'''
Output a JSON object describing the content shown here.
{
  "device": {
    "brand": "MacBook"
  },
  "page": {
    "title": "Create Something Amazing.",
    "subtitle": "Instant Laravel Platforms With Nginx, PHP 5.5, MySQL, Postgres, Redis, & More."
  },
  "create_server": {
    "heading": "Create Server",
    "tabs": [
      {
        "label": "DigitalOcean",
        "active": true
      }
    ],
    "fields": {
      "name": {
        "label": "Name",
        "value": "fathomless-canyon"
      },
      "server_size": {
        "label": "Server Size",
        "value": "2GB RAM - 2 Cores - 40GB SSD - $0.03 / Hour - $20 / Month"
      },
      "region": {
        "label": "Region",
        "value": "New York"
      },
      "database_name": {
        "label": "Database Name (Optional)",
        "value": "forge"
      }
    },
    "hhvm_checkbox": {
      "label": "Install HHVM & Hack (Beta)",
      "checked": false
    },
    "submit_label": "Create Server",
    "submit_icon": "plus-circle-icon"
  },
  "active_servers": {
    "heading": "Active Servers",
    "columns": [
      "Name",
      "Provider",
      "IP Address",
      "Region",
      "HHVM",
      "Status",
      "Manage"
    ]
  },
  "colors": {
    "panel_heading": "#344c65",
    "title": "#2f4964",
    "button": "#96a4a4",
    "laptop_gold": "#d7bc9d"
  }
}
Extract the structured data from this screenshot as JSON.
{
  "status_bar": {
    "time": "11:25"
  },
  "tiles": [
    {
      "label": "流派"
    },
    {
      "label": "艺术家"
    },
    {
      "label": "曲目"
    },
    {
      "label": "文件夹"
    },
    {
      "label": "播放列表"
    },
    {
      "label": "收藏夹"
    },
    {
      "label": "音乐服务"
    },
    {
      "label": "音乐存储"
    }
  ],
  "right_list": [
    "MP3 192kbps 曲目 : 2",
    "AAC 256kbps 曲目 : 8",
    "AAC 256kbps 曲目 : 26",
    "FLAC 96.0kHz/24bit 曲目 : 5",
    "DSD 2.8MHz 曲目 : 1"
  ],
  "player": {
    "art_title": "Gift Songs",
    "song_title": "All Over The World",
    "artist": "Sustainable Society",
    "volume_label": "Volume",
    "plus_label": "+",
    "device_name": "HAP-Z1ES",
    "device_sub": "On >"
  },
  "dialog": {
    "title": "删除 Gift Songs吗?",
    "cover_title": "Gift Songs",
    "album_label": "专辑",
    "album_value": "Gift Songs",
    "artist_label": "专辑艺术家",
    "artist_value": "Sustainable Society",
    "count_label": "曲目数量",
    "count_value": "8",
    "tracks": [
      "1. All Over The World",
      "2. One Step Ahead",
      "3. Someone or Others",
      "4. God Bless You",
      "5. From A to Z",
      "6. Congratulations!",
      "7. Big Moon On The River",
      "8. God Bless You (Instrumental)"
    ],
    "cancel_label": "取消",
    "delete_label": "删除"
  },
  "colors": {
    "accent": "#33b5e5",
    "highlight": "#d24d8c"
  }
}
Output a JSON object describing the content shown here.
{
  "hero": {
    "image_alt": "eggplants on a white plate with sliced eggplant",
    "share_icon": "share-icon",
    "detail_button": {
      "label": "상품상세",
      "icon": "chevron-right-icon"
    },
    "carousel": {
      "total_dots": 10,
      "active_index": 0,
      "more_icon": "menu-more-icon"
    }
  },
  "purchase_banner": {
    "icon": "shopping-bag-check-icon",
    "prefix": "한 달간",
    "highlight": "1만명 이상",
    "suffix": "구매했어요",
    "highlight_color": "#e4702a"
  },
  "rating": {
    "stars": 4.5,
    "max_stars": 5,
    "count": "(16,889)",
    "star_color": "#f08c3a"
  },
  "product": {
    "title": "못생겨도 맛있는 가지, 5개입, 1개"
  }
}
'''
SHORT EXERCISE => Determine how many lines of the data contain the word "Bless", and reply with that number only.

TASK RESULT => 2